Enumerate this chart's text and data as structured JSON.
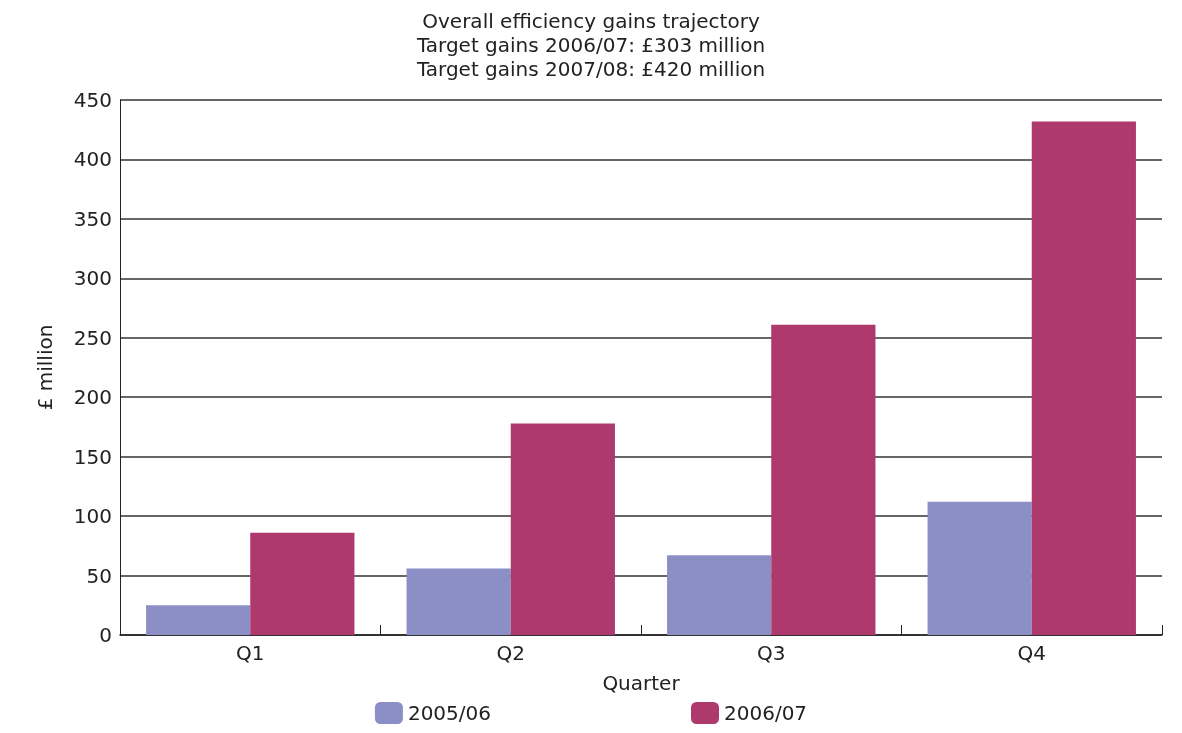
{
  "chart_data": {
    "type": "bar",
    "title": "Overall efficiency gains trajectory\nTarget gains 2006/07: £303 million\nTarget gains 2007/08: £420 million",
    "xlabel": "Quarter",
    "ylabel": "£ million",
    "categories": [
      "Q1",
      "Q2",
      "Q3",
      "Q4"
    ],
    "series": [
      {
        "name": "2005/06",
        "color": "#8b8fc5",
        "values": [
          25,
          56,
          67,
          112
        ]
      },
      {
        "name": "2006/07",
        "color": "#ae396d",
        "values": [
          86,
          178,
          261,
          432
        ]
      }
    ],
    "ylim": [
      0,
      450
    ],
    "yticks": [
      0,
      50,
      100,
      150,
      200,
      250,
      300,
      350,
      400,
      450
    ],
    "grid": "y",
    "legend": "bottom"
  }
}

***

◆ THE REQUEST
Search the entries for the word "million" and copy every line that has it.

◆ ANSWER IN FULL
    "title": "Overall efficiency gains trajectory\nTarget gains 2006/07: £303 million\nTarget gains 2007/08: £420 million",
    "ylabel": "£ million",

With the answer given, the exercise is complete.